Extract each line bearing the word "Read".

-- START DATA --

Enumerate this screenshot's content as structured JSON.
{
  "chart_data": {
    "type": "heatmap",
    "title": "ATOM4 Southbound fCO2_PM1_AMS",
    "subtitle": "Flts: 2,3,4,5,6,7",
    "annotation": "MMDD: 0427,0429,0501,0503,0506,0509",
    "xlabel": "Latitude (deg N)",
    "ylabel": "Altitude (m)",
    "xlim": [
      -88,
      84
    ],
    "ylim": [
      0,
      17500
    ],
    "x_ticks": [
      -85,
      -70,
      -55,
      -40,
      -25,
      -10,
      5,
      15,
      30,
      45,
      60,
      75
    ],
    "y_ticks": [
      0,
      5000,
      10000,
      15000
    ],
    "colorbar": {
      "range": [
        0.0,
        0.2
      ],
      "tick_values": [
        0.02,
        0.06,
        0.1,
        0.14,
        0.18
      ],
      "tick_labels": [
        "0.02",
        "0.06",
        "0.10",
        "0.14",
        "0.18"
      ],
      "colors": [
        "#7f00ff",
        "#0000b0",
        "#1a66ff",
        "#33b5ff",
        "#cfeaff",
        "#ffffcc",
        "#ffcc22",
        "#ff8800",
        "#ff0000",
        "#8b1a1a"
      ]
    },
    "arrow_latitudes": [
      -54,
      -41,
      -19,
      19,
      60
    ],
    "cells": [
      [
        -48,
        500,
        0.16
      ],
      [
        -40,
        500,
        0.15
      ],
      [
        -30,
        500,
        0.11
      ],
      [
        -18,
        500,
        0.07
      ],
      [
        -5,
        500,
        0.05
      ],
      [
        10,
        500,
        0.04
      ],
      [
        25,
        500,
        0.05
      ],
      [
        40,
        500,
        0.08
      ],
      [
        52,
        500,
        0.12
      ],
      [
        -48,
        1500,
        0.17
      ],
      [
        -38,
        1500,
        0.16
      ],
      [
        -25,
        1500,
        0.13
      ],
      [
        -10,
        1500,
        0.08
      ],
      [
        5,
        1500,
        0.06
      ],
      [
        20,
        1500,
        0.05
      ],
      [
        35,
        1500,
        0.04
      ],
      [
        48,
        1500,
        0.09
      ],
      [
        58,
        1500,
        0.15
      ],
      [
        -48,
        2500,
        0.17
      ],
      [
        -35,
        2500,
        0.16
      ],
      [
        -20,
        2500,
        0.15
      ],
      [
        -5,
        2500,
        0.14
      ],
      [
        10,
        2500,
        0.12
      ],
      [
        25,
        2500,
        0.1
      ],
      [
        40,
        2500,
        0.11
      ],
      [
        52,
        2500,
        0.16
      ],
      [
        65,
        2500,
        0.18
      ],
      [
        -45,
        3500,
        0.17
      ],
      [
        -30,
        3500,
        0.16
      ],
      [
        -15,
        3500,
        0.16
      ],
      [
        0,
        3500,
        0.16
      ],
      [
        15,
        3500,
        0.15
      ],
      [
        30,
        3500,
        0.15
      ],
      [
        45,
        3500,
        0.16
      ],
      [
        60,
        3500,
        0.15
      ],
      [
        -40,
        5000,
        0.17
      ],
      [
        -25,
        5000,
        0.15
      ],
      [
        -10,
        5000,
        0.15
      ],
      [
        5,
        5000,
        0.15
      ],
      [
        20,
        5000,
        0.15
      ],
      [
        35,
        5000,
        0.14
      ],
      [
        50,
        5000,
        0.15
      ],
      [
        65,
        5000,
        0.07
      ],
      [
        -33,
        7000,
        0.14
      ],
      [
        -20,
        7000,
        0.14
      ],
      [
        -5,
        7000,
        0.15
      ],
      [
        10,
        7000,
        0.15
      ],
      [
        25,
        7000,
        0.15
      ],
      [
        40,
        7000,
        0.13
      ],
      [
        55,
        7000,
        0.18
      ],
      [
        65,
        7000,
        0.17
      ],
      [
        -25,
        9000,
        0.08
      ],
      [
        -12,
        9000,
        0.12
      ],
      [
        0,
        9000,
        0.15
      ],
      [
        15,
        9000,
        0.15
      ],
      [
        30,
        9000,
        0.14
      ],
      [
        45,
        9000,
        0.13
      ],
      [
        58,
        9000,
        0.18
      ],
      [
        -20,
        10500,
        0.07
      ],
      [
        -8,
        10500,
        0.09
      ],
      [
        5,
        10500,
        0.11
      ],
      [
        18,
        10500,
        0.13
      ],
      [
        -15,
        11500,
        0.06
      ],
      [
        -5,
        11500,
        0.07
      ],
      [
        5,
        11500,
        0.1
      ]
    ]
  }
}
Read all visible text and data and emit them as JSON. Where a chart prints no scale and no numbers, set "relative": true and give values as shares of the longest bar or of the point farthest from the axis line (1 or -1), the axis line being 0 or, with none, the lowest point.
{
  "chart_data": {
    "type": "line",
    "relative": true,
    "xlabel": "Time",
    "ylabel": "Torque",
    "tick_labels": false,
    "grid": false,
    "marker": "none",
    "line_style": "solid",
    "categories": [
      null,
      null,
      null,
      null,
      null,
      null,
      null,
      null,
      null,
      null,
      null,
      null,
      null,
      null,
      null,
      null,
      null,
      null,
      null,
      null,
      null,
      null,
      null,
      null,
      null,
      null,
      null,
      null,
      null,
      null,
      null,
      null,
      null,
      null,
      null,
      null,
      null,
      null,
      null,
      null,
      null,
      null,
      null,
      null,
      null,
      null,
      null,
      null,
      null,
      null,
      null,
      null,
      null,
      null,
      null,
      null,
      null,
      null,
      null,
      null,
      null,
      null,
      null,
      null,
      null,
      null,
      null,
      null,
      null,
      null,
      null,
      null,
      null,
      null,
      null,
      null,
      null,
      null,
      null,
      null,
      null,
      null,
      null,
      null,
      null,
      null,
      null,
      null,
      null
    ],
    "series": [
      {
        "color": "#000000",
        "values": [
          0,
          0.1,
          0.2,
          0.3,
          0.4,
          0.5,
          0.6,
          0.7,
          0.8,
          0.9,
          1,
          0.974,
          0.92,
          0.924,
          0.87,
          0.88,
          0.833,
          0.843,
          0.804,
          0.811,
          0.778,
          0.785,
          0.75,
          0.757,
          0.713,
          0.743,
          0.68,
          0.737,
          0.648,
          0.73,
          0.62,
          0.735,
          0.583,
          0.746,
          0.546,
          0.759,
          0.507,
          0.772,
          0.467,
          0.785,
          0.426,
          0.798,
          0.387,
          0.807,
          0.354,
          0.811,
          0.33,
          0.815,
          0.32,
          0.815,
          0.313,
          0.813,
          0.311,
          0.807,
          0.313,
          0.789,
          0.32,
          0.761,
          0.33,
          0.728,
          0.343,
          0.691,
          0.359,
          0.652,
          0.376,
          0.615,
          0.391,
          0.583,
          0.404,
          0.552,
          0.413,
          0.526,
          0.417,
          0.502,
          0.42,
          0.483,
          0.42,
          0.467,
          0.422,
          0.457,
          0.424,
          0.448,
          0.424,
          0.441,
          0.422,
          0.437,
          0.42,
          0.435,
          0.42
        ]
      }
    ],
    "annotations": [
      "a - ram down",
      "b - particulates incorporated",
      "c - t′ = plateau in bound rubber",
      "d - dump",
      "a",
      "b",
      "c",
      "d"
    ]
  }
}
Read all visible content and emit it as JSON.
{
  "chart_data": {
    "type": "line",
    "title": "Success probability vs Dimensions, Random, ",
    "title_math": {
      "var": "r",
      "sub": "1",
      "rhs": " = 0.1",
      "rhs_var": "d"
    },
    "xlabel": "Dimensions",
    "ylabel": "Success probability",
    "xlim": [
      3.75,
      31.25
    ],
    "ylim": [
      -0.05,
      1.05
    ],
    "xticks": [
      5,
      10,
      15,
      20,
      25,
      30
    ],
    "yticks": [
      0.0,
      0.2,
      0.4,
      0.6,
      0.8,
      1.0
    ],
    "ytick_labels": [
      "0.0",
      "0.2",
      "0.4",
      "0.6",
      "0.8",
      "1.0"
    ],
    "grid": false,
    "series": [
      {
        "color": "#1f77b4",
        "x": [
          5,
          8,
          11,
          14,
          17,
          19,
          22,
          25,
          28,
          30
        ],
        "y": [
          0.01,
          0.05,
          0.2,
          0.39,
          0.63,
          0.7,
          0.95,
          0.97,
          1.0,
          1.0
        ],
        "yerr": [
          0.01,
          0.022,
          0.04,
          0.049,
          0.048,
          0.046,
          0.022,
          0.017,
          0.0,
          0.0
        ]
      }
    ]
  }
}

-- END DATA --

* SOLUTION FOR THIS PROBLEM:
Read all visible text and data and emit them as JSON. Where a chart prints no scale and no numbers, set "relative": true and give values as shares of the longest bar or of the point farthest from the axis line (1 or -1), the axis line being 0 or, with none, the lowest point.
Read all visible content and emit it as JSON.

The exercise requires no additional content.